[Records about charts and figures]
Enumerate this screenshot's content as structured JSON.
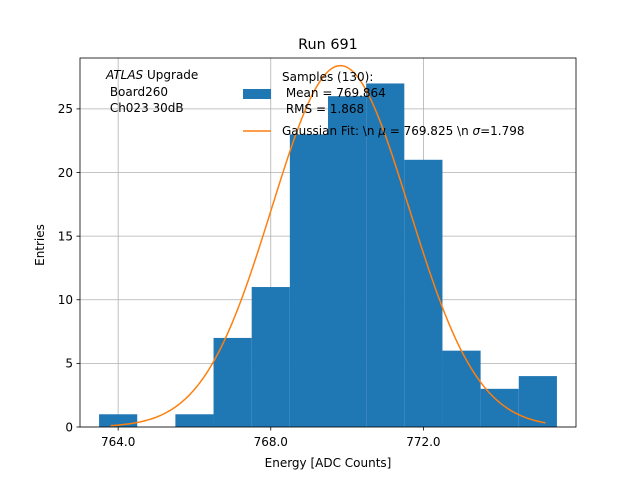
{
  "chart_data": {
    "type": "bar",
    "title": "Run 691",
    "xlabel": "Energy [ADC Counts]",
    "ylabel": "Entries",
    "xlim": [
      763.0,
      776.0
    ],
    "ylim": [
      0,
      29.0
    ],
    "xticks": [
      764.0,
      768.0,
      772.0
    ],
    "xtick_labels": [
      "764.0",
      "768.0",
      "772.0"
    ],
    "yticks": [
      0,
      5,
      10,
      15,
      20,
      25
    ],
    "grid": true,
    "bar_color": "#1f77b4",
    "fit_color": "#ff7f0e",
    "histogram": {
      "name": "Samples (130):\n Mean = 769.864\n RMS = 1.868",
      "bins": [
        {
          "x0": 763.5,
          "x1": 764.5,
          "count": 1
        },
        {
          "x0": 764.5,
          "x1": 765.5,
          "count": 0
        },
        {
          "x0": 765.5,
          "x1": 766.5,
          "count": 1
        },
        {
          "x0": 766.5,
          "x1": 767.5,
          "count": 7
        },
        {
          "x0": 767.5,
          "x1": 768.5,
          "count": 11
        },
        {
          "x0": 768.5,
          "x1": 769.5,
          "count": 23
        },
        {
          "x0": 769.5,
          "x1": 770.5,
          "count": 26
        },
        {
          "x0": 770.5,
          "x1": 771.5,
          "count": 27
        },
        {
          "x0": 771.5,
          "x1": 772.5,
          "count": 21
        },
        {
          "x0": 772.5,
          "x1": 773.5,
          "count": 6
        },
        {
          "x0": 773.5,
          "x1": 774.5,
          "count": 3
        },
        {
          "x0": 774.5,
          "x1": 775.5,
          "count": 4
        }
      ]
    },
    "fit": {
      "name": "Gaussian Fit: \\n $\\mu$ = 769.825 \\n $\\sigma$=1.798",
      "label_prefix": "Gaussian Fit: \\n ",
      "mu_symbol": "μ",
      "mu_text": " = 769.825 \\n ",
      "sigma_symbol": "σ",
      "sigma_text": "=1.798",
      "mu": 769.825,
      "sigma": 1.798,
      "amplitude": 28.4,
      "x_start": 763.8,
      "x_end": 775.2
    },
    "legend": {
      "location": "upper right",
      "hist_lines": [
        "Samples (130):",
        " Mean = 769.864",
        " RMS = 1.868"
      ]
    },
    "annotation": {
      "italic": "ATLAS",
      "rest": " Upgrade",
      "lines": [
        " Board260",
        " Ch023 30dB"
      ]
    }
  }
}
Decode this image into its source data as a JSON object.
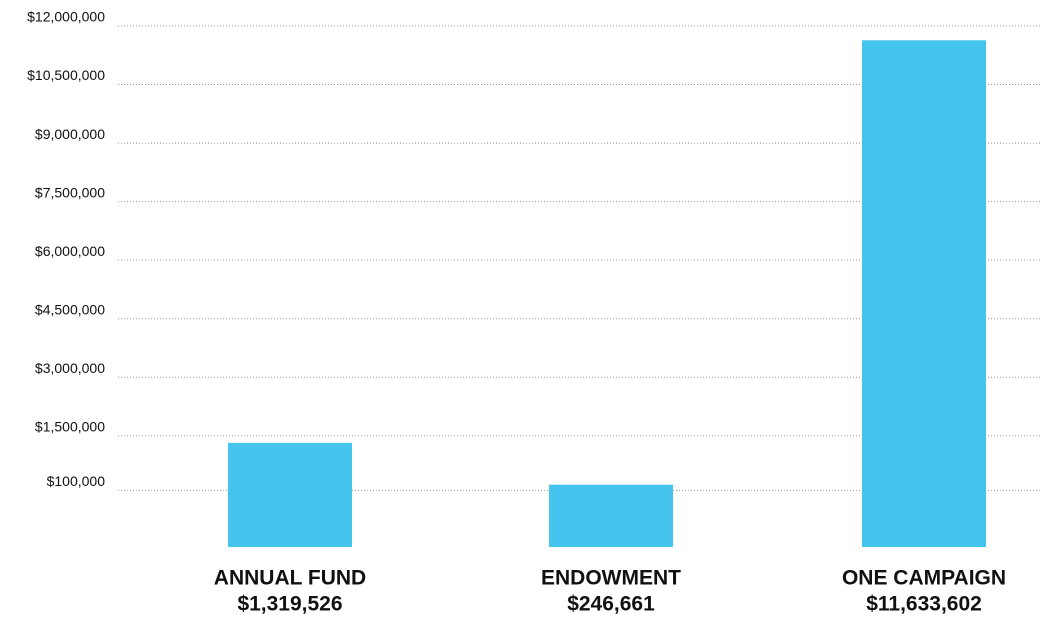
{
  "chart_data": {
    "type": "bar",
    "categories": [
      "ANNUAL FUND",
      "ENDOWMENT",
      "ONE CAMPAIGN"
    ],
    "values": [
      1319526,
      246661,
      11633602
    ],
    "value_labels": [
      "$1,319,526",
      "$246,661",
      "$11,633,602"
    ],
    "color": "#45c5ee",
    "ylim": [
      -1350000,
      12000000
    ],
    "yticks": [
      {
        "value": 100000,
        "label": "$100,000"
      },
      {
        "value": 1500000,
        "label": "$1,500,000"
      },
      {
        "value": 3000000,
        "label": "$3,000,000"
      },
      {
        "value": 4500000,
        "label": "$4,500,000"
      },
      {
        "value": 6000000,
        "label": "$6,000,000"
      },
      {
        "value": 7500000,
        "label": "$7,500,000"
      },
      {
        "value": 9000000,
        "label": "$9,000,000"
      },
      {
        "value": 10500000,
        "label": "$10,500,000"
      },
      {
        "value": 12000000,
        "label": "$12,000,000"
      }
    ],
    "grid": true
  }
}
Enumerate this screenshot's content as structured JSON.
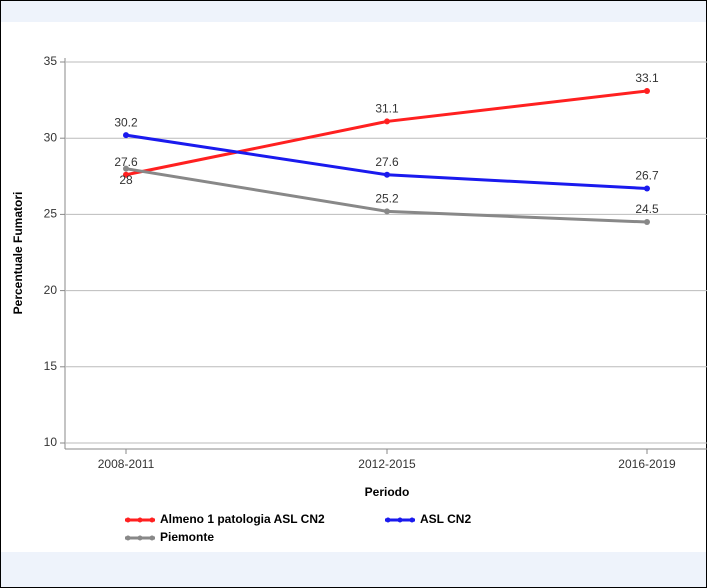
{
  "chart_data": {
    "type": "line",
    "x_label": "Periodo",
    "y_label": "Percentuale Fumatori",
    "categories": [
      "2008-2011",
      "2012-2015",
      "2016-2019"
    ],
    "series": [
      {
        "name": "Almeno 1 patologia ASL CN2",
        "color": "#ff2020",
        "values": [
          27.6,
          31.1,
          33.1
        ]
      },
      {
        "name": "ASL CN2",
        "color": "#1a1aee",
        "values": [
          30.2,
          27.6,
          26.7
        ]
      },
      {
        "name": "Piemonte",
        "color": "#888888",
        "values": [
          28,
          25.2,
          24.5
        ]
      }
    ],
    "ylim": [
      10,
      35
    ],
    "yticks": [
      10,
      15,
      20,
      25,
      30,
      35
    ],
    "grid": true
  }
}
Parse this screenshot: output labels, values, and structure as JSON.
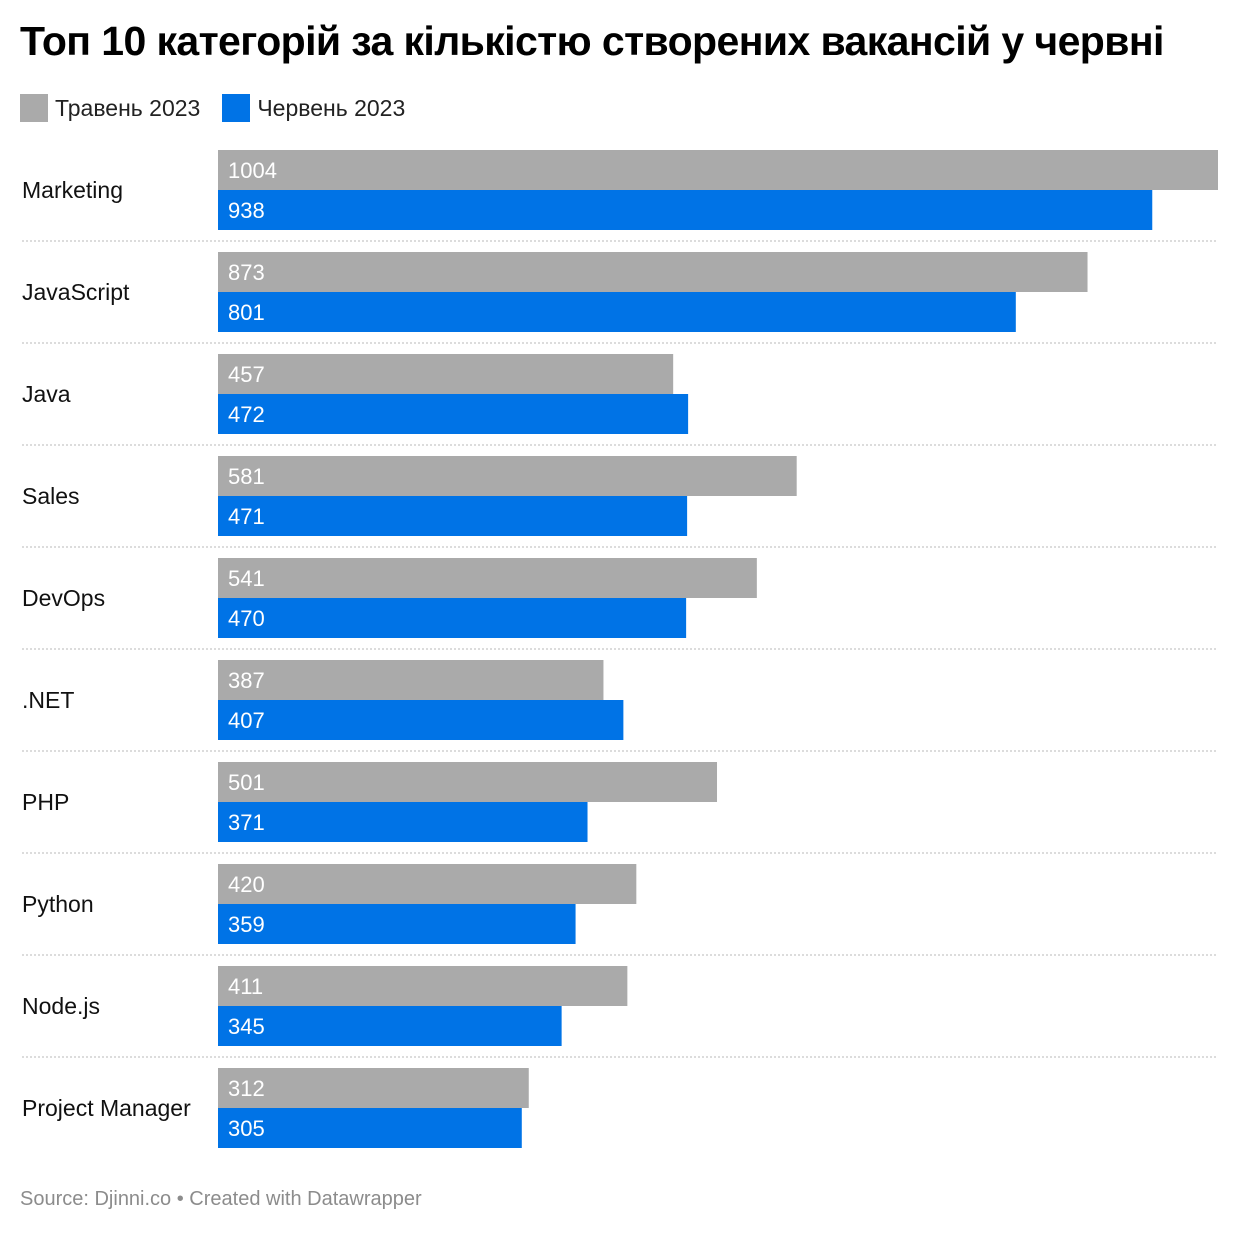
{
  "chart_data": {
    "type": "bar",
    "orientation": "horizontal",
    "title": "Топ 10 категорій за кількістю створених вакансій у червні",
    "categories": [
      "Marketing",
      "JavaScript",
      "Java",
      "Sales",
      "DevOps",
      ".NET",
      "PHP",
      "Python",
      "Node.js",
      "Project Manager"
    ],
    "series": [
      {
        "name": "Травень 2023",
        "color": "#aaaaaa",
        "values": [
          1004,
          873,
          457,
          581,
          541,
          387,
          501,
          420,
          411,
          312
        ]
      },
      {
        "name": "Червень 2023",
        "color": "#0073e6",
        "values": [
          938,
          801,
          472,
          471,
          470,
          407,
          371,
          359,
          345,
          305
        ]
      }
    ],
    "xlim": [
      0,
      1004
    ],
    "grid": false,
    "legend_position": "top-left",
    "source": "Source: Djinni.co • Created with Datawrapper"
  }
}
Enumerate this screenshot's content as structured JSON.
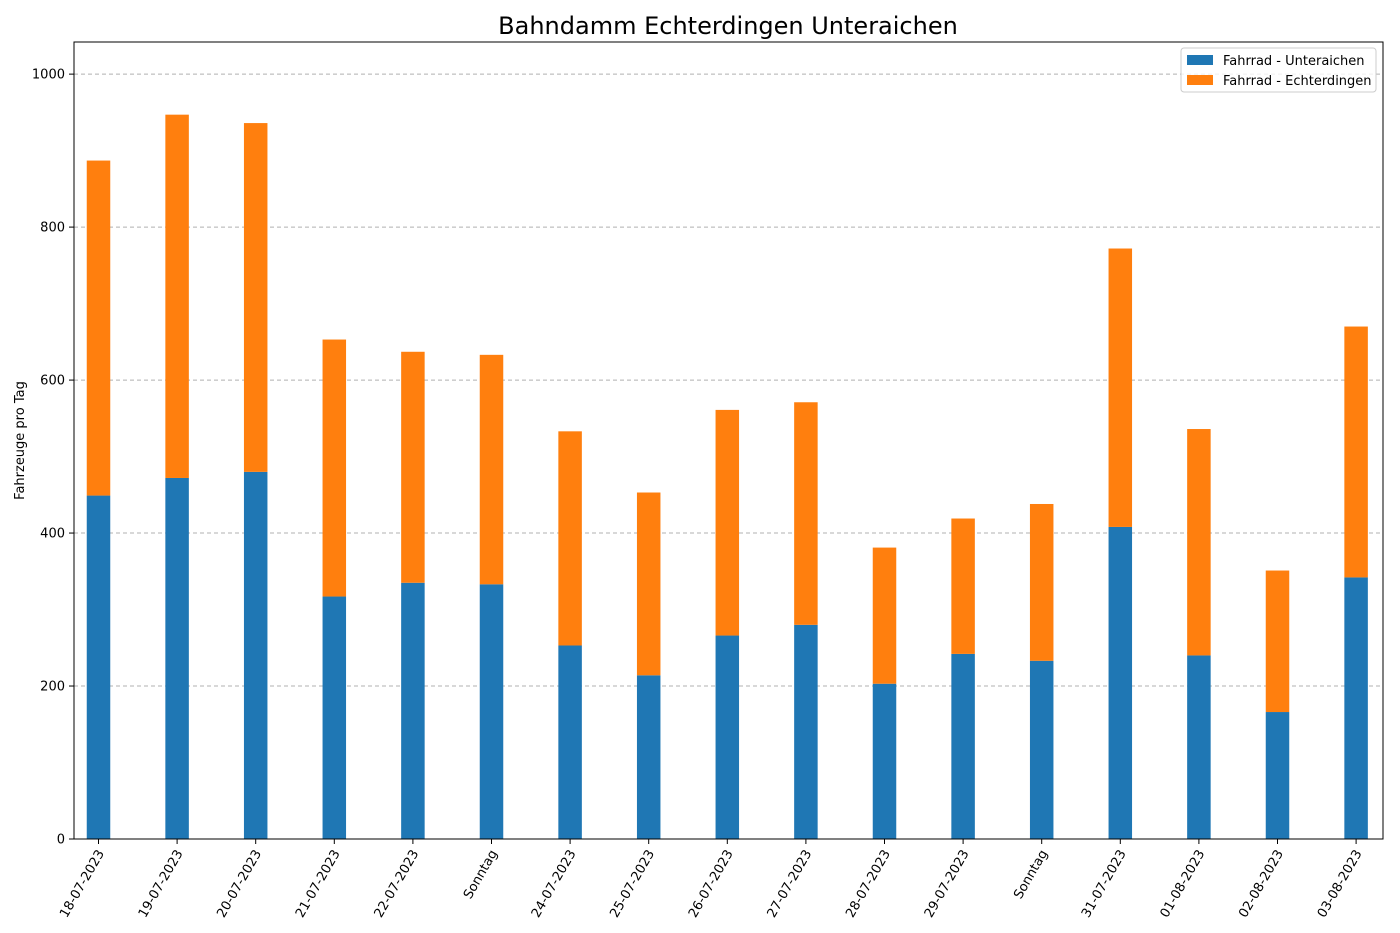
{
  "chart_data": {
    "type": "bar",
    "stacked": true,
    "title": "Bahndamm Echterdingen Unteraichen",
    "xlabel": "",
    "ylabel": "Fahrzeuge pro Tag",
    "ylim": [
      0,
      1042
    ],
    "yticks": [
      0,
      200,
      400,
      600,
      800,
      1000
    ],
    "grid": "y-dashed",
    "legend_position": "top-right",
    "categories": [
      "18-07-2023",
      "19-07-2023",
      "20-07-2023",
      "21-07-2023",
      "22-07-2023",
      "Sonntag",
      "24-07-2023",
      "25-07-2023",
      "26-07-2023",
      "27-07-2023",
      "28-07-2023",
      "29-07-2023",
      "Sonntag",
      "31-07-2023",
      "01-08-2023",
      "02-08-2023",
      "03-08-2023"
    ],
    "series": [
      {
        "name": "Fahrrad - Unteraichen",
        "color": "#1f77b4",
        "values": [
          449,
          472,
          480,
          317,
          335,
          333,
          253,
          214,
          266,
          280,
          203,
          242,
          233,
          408,
          240,
          166,
          342
        ]
      },
      {
        "name": "Fahrrad - Echterdingen",
        "color": "#ff7f0e",
        "values": [
          438,
          475,
          456,
          336,
          302,
          300,
          280,
          239,
          295,
          291,
          178,
          177,
          205,
          364,
          296,
          185,
          328
        ]
      }
    ]
  }
}
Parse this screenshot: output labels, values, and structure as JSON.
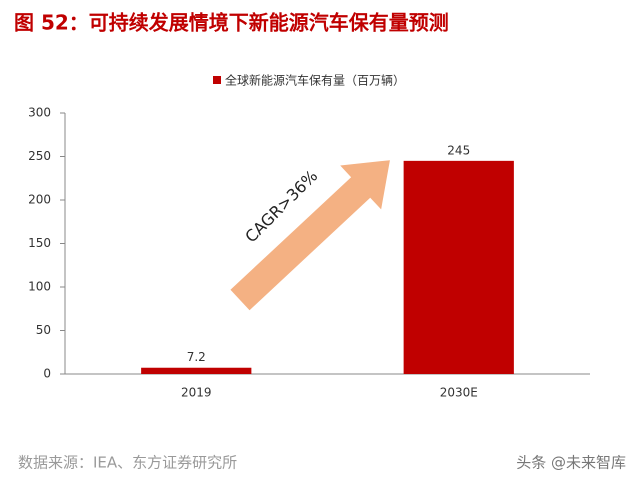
{
  "chart_data": {
    "type": "bar",
    "title": "图 52：可持续发展情境下新能源汽车保有量预测",
    "series": [
      {
        "name": "全球新能源汽车保有量（百万辆）",
        "color": "#c00000",
        "values": [
          7.2,
          245
        ]
      }
    ],
    "categories": [
      "2019",
      "2030E"
    ],
    "ylim": [
      0,
      300
    ],
    "yticks": [
      0,
      50,
      100,
      150,
      200,
      250,
      300
    ],
    "annotation": "CAGR>36%",
    "source": "数据来源：IEA、东方证券研究所",
    "watermark": "头条 @未来智库"
  }
}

■ DIRECTIVE:
The listing above must be printed again exactly, minus its pictures.

■ RESPONSE TO THE TASK:
Enumerate this screenshot's content as structured JSON.
{
  "chart_data": {
    "type": "bar",
    "title": "Run 691",
    "xlabel": "Energy [ADC Counts]",
    "ylabel": "Entries",
    "xlim": [
      763.0,
      776.0
    ],
    "ylim": [
      0,
      29.0
    ],
    "xticks": [
      764.0,
      768.0,
      772.0
    ],
    "xtick_labels": [
      "764.0",
      "768.0",
      "772.0"
    ],
    "yticks": [
      0,
      5,
      10,
      15,
      20,
      25
    ],
    "grid": true,
    "bar_color": "#1f77b4",
    "fit_color": "#ff7f0e",
    "histogram": {
      "name": "Samples (130):\n Mean = 769.864\n RMS = 1.868",
      "bins": [
        {
          "x0": 763.5,
          "x1": 764.5,
          "count": 1
        },
        {
          "x0": 764.5,
          "x1": 765.5,
          "count": 0
        },
        {
          "x0": 765.5,
          "x1": 766.5,
          "count": 1
        },
        {
          "x0": 766.5,
          "x1": 767.5,
          "count": 7
        },
        {
          "x0": 767.5,
          "x1": 768.5,
          "count": 11
        },
        {
          "x0": 768.5,
          "x1": 769.5,
          "count": 23
        },
        {
          "x0": 769.5,
          "x1": 770.5,
          "count": 26
        },
        {
          "x0": 770.5,
          "x1": 771.5,
          "count": 27
        },
        {
          "x0": 771.5,
          "x1": 772.5,
          "count": 21
        },
        {
          "x0": 772.5,
          "x1": 773.5,
          "count": 6
        },
        {
          "x0": 773.5,
          "x1": 774.5,
          "count": 3
        },
        {
          "x0": 774.5,
          "x1": 775.5,
          "count": 4
        }
      ]
    },
    "fit": {
      "name": "Gaussian Fit: \\n $\\mu$ = 769.825 \\n $\\sigma$=1.798",
      "label_prefix": "Gaussian Fit: \\n ",
      "mu_symbol": "μ",
      "mu_text": " = 769.825 \\n ",
      "sigma_symbol": "σ",
      "sigma_text": "=1.798",
      "mu": 769.825,
      "sigma": 1.798,
      "amplitude": 28.4,
      "x_start": 763.8,
      "x_end": 775.2
    },
    "legend": {
      "location": "upper right",
      "hist_lines": [
        "Samples (130):",
        " Mean = 769.864",
        " RMS = 1.868"
      ]
    },
    "annotation": {
      "italic": "ATLAS",
      "rest": " Upgrade",
      "lines": [
        " Board260",
        " Ch023 30dB"
      ]
    }
  }
}
Decode this image into its source data as a JSON object.
{
  "chart_data": {
    "type": "bar",
    "categories": [
      "ANNUAL FUND",
      "ENDOWMENT",
      "ONE CAMPAIGN"
    ],
    "values": [
      1319526,
      246661,
      11633602
    ],
    "value_labels": [
      "$1,319,526",
      "$246,661",
      "$11,633,602"
    ],
    "color": "#45c5ee",
    "ylim": [
      -1350000,
      12000000
    ],
    "yticks": [
      {
        "value": 100000,
        "label": "$100,000"
      },
      {
        "value": 1500000,
        "label": "$1,500,000"
      },
      {
        "value": 3000000,
        "label": "$3,000,000"
      },
      {
        "value": 4500000,
        "label": "$4,500,000"
      },
      {
        "value": 6000000,
        "label": "$6,000,000"
      },
      {
        "value": 7500000,
        "label": "$7,500,000"
      },
      {
        "value": 9000000,
        "label": "$9,000,000"
      },
      {
        "value": 10500000,
        "label": "$10,500,000"
      },
      {
        "value": 12000000,
        "label": "$12,000,000"
      }
    ],
    "grid": true
  }
}
Enumerate this screenshot's content as structured JSON.
{
  "chart_data": {
    "type": "line",
    "x_label": "Periodo",
    "y_label": "Percentuale Fumatori",
    "categories": [
      "2008-2011",
      "2012-2015",
      "2016-2019"
    ],
    "series": [
      {
        "name": "Almeno 1 patologia ASL CN2",
        "color": "#ff2020",
        "values": [
          27.6,
          31.1,
          33.1
        ]
      },
      {
        "name": "ASL CN2",
        "color": "#1a1aee",
        "values": [
          30.2,
          27.6,
          26.7
        ]
      },
      {
        "name": "Piemonte",
        "color": "#888888",
        "values": [
          28,
          25.2,
          24.5
        ]
      }
    ],
    "ylim": [
      10,
      35
    ],
    "yticks": [
      10,
      15,
      20,
      25,
      30,
      35
    ],
    "grid": true
  }
}
Parse this screenshot: output labels, values, and structure as JSON.
{
  "chart_data": {
    "type": "bar",
    "orientation": "horizontal",
    "title": "Топ 10 категорій за кількістю створених вакансій у червні",
    "categories": [
      "Marketing",
      "JavaScript",
      "Java",
      "Sales",
      "DevOps",
      ".NET",
      "PHP",
      "Python",
      "Node.js",
      "Project Manager"
    ],
    "series": [
      {
        "name": "Травень 2023",
        "color": "#aaaaaa",
        "values": [
          1004,
          873,
          457,
          581,
          541,
          387,
          501,
          420,
          411,
          312
        ]
      },
      {
        "name": "Червень 2023",
        "color": "#0073e6",
        "values": [
          938,
          801,
          472,
          471,
          470,
          407,
          371,
          359,
          345,
          305
        ]
      }
    ],
    "xlim": [
      0,
      1004
    ],
    "grid": false,
    "legend_position": "top-left",
    "source": "Source: Djinni.co • Created with Datawrapper"
  }
}
Enumerate this screenshot's content as structured JSON.
{
  "chart_data": {
    "type": "bar",
    "stacked": true,
    "title": "Bahndamm Echterdingen Unteraichen",
    "xlabel": "",
    "ylabel": "Fahrzeuge pro Tag",
    "ylim": [
      0,
      1042
    ],
    "yticks": [
      0,
      200,
      400,
      600,
      800,
      1000
    ],
    "grid": "y-dashed",
    "legend_position": "top-right",
    "categories": [
      "18-07-2023",
      "19-07-2023",
      "20-07-2023",
      "21-07-2023",
      "22-07-2023",
      "Sonntag",
      "24-07-2023",
      "25-07-2023",
      "26-07-2023",
      "27-07-2023",
      "28-07-2023",
      "29-07-2023",
      "Sonntag",
      "31-07-2023",
      "01-08-2023",
      "02-08-2023",
      "03-08-2023"
    ],
    "series": [
      {
        "name": "Fahrrad - Unteraichen",
        "color": "#1f77b4",
        "values": [
          449,
          472,
          480,
          317,
          335,
          333,
          253,
          214,
          266,
          280,
          203,
          242,
          233,
          408,
          240,
          166,
          342
        ]
      },
      {
        "name": "Fahrrad - Echterdingen",
        "color": "#ff7f0e",
        "values": [
          438,
          475,
          456,
          336,
          302,
          300,
          280,
          239,
          295,
          291,
          178,
          177,
          205,
          364,
          296,
          185,
          328
        ]
      }
    ]
  }
}
Parse this screenshot: output labels, values, and structure as JSON.
{
  "chart_data": {
    "type": "bar",
    "title": "图 52：可持续发展情境下新能源汽车保有量预测",
    "series": [
      {
        "name": "全球新能源汽车保有量（百万辆）",
        "color": "#c00000",
        "values": [
          7.2,
          245
        ]
      }
    ],
    "categories": [
      "2019",
      "2030E"
    ],
    "ylim": [
      0,
      300
    ],
    "yticks": [
      0,
      50,
      100,
      150,
      200,
      250,
      300
    ],
    "annotation": "CAGR>36%",
    "source": "数据来源：IEA、东方证券研究所",
    "watermark": "头条 @未来智库"
  }
}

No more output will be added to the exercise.